▼

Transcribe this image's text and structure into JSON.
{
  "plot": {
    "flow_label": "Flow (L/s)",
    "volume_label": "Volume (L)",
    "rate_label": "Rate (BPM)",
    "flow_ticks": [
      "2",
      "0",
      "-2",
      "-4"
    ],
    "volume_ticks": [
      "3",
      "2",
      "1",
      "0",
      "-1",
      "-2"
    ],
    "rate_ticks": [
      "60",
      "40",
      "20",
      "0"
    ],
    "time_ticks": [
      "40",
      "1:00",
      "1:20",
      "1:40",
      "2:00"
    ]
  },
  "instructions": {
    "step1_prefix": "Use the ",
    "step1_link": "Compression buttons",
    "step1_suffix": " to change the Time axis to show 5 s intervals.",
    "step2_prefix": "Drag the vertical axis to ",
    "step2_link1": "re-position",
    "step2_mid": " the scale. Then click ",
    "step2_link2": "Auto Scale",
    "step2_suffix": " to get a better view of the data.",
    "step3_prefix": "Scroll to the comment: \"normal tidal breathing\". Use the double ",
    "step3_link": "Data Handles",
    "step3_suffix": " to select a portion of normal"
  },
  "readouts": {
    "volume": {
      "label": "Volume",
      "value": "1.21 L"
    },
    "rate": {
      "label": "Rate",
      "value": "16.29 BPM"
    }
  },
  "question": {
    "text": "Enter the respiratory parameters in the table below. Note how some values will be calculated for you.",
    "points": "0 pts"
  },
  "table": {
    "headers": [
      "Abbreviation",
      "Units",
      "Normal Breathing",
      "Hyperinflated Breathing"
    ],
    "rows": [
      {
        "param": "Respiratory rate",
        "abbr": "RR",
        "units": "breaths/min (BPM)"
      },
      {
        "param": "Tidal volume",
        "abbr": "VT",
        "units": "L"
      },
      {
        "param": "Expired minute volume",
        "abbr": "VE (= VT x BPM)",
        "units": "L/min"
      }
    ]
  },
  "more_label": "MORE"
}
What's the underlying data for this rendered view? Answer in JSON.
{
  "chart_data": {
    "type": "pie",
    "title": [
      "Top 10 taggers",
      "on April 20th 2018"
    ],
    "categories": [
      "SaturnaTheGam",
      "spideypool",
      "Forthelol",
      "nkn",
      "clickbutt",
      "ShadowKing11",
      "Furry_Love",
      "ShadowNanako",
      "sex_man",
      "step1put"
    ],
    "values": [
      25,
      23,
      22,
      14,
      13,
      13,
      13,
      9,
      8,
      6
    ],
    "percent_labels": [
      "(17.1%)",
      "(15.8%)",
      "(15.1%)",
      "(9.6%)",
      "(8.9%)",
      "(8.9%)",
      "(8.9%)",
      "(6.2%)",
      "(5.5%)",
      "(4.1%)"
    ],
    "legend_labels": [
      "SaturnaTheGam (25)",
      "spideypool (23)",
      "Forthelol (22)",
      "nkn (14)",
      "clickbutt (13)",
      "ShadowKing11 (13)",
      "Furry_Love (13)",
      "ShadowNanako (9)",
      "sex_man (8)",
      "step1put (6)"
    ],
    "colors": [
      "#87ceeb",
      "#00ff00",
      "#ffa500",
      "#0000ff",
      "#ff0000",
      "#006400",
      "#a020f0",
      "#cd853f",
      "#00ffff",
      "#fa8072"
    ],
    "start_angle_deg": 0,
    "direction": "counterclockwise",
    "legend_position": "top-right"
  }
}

▲

[SET EXERCISE] Look through the data above. Each line containing the word "axis" needs to be copied.

[RESULT FOR THIS TASK]
    "step1_suffix": " to change the Time axis to show 5 s intervals.",
    "step2_prefix": "Drag the vertical axis to ",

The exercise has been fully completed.